Figure collection entries:

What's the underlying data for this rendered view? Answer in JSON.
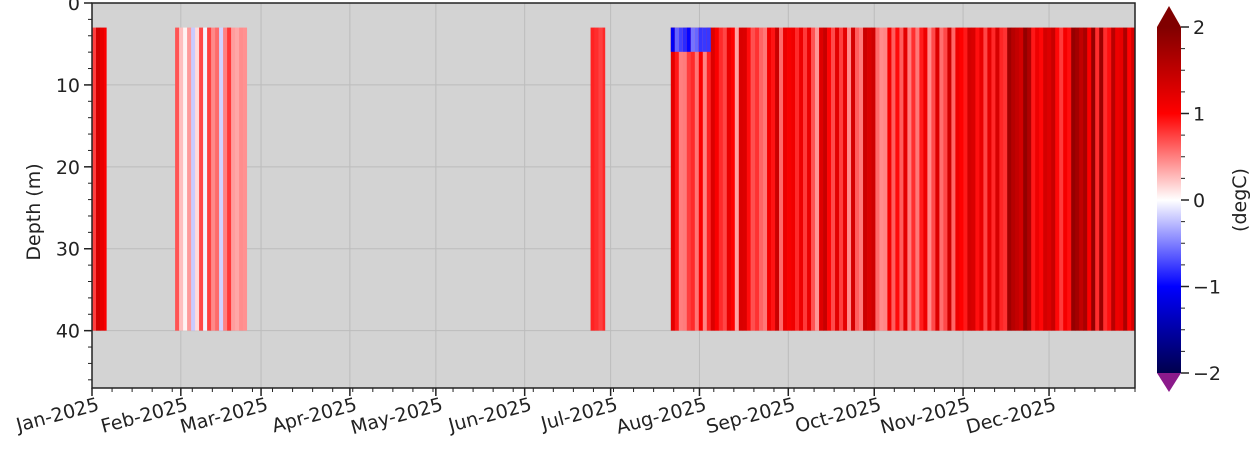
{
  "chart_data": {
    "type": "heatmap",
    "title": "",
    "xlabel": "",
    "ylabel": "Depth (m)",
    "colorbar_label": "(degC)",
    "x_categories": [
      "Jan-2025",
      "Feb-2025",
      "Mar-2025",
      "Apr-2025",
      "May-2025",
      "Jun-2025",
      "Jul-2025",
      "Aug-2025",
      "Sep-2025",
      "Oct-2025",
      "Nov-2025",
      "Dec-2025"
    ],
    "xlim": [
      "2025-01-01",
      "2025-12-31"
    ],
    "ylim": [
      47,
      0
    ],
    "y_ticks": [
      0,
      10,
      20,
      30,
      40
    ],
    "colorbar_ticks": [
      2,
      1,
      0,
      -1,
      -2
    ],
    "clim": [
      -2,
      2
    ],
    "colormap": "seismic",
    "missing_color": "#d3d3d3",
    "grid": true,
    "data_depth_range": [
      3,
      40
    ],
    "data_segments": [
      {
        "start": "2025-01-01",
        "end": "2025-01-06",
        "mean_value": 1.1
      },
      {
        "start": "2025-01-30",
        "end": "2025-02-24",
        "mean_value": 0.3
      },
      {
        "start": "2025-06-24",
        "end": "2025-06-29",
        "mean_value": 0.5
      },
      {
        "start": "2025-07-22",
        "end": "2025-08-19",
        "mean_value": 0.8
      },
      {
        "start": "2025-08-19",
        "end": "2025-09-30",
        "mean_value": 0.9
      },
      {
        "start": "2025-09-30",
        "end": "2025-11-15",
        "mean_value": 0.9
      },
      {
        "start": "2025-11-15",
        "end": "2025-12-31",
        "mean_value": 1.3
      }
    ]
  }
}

...

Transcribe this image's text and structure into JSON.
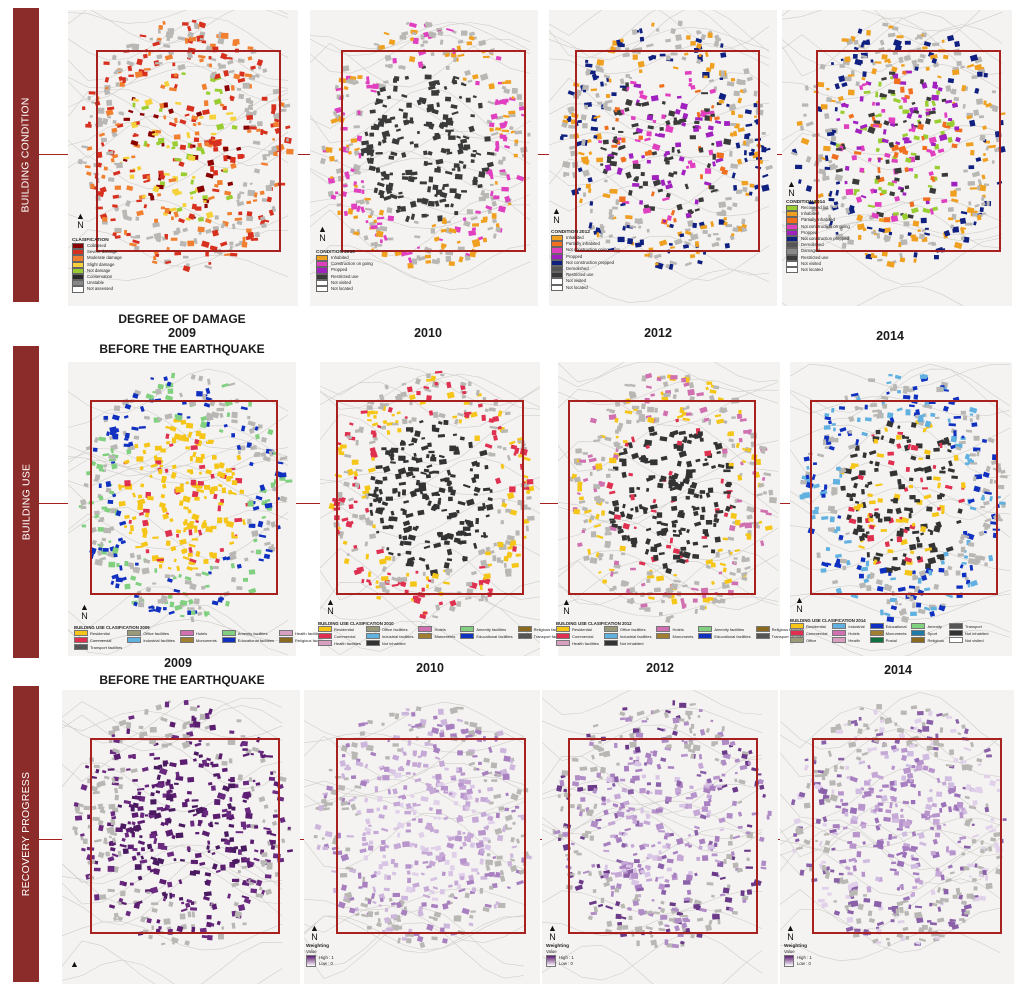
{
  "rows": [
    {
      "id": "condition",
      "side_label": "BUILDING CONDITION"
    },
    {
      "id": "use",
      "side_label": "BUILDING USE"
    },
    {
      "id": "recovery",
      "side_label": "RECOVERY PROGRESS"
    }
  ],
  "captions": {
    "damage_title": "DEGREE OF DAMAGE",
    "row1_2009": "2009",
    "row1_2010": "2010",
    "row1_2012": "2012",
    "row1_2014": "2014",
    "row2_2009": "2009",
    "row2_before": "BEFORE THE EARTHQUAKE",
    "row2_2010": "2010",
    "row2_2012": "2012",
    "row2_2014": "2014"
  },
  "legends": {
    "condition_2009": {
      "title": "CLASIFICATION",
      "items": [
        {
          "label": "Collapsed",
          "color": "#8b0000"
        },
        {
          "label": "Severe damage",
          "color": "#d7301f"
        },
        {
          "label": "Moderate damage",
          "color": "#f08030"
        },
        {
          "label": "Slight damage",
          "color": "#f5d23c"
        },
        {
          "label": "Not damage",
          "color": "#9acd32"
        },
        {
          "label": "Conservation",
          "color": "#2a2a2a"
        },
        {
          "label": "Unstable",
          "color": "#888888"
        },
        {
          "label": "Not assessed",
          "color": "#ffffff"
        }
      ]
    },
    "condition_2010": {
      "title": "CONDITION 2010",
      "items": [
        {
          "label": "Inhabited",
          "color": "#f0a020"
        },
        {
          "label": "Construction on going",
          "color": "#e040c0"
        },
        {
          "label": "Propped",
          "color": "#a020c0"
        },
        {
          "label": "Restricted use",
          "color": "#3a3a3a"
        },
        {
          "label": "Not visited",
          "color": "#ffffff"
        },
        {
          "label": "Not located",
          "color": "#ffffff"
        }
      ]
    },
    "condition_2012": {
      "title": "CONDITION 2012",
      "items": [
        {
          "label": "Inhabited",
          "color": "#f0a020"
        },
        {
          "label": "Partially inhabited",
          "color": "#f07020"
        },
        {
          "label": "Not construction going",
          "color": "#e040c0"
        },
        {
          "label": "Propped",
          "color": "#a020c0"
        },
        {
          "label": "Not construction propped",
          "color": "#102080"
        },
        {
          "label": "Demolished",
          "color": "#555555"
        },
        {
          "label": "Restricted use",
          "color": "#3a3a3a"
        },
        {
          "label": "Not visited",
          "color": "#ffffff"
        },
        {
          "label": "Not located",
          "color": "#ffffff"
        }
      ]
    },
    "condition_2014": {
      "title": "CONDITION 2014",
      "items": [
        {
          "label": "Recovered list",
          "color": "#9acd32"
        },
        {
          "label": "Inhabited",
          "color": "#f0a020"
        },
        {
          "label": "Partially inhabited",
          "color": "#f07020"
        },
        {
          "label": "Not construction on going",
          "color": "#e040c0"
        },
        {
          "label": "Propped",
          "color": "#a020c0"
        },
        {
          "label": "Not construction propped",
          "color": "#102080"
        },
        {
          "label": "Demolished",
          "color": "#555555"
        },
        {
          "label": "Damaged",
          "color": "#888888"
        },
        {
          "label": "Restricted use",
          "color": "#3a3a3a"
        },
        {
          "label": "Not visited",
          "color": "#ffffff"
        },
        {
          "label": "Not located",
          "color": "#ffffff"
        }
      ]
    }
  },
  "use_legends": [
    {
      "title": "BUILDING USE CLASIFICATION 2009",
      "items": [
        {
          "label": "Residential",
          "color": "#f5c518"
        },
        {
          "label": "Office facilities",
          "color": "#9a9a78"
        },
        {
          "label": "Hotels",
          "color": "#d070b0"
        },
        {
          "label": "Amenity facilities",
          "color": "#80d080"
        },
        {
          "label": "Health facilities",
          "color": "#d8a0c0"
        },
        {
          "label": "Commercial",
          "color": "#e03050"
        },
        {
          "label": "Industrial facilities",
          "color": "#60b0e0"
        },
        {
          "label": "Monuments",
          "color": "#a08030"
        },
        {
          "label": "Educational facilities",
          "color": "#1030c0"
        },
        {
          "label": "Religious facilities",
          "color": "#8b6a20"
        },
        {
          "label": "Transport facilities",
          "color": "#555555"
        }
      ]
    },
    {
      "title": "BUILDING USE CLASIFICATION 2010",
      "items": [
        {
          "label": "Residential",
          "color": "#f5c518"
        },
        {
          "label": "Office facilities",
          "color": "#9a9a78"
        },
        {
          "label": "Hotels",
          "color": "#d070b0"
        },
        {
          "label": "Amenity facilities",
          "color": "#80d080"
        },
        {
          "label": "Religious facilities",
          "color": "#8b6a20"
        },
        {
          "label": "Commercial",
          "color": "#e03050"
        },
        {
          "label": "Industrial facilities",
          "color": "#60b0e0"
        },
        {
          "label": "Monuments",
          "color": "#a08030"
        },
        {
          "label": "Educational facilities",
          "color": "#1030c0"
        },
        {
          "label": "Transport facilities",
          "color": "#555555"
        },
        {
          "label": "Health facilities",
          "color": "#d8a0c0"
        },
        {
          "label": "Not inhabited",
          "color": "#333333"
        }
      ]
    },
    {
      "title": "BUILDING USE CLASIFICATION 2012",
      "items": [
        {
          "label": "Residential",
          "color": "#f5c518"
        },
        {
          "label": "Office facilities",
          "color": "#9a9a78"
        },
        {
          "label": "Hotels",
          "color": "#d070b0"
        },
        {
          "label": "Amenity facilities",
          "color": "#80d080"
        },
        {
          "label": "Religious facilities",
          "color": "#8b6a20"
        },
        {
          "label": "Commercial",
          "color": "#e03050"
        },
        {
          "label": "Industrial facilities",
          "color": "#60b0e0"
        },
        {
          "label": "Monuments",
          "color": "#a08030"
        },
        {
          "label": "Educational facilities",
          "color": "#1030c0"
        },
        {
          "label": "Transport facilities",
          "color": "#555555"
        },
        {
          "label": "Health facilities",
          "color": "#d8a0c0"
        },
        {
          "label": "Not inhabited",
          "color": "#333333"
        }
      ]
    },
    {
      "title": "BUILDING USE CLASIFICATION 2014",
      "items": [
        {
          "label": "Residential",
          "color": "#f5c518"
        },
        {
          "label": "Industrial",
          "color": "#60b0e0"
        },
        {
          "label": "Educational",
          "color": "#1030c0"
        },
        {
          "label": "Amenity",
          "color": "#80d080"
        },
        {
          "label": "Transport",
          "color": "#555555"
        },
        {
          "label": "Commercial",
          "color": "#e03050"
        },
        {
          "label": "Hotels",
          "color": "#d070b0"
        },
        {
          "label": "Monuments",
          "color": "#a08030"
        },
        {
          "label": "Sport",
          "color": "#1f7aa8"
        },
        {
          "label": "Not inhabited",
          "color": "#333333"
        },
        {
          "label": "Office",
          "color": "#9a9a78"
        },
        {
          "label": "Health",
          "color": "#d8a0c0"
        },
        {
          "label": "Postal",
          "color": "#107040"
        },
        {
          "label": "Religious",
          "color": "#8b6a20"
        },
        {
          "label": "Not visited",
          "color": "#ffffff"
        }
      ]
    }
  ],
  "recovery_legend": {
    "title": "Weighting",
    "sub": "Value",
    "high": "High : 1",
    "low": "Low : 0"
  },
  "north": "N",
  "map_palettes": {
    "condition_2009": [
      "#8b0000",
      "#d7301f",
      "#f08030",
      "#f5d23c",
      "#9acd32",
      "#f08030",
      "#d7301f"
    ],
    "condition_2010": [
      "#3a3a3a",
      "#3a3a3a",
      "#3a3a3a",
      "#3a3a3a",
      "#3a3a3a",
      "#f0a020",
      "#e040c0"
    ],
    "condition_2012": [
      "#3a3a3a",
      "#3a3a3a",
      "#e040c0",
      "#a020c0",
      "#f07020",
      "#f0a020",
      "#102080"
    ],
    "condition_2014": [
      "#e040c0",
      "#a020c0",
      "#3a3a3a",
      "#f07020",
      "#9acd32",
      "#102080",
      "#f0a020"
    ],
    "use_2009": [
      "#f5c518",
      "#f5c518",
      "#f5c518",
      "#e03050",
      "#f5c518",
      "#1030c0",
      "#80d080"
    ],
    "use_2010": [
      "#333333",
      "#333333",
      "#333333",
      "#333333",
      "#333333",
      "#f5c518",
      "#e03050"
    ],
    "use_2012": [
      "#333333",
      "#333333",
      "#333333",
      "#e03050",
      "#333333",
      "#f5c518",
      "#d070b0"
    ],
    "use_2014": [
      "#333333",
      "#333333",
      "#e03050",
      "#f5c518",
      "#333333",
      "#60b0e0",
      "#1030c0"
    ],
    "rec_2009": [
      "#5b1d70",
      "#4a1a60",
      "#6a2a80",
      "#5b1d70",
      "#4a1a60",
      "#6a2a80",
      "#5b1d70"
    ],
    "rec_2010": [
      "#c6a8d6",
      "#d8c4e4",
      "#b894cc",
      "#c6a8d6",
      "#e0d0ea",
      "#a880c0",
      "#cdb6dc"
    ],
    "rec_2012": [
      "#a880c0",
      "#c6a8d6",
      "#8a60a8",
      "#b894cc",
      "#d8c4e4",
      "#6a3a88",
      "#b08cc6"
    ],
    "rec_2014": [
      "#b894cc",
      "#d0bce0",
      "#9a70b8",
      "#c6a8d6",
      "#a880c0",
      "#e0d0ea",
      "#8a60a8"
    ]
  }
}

■ **Short problem**:
Copy each line that contains the word "start".

■ **Solution to this exercise**:
        "start": "2025-01-01",
        "start": "2025-01-30",
        "start": "2025-06-24",
        "start": "2025-07-22",
        "start": "2025-08-19",
        "start": "2025-09-30",
        "start": "2025-11-15",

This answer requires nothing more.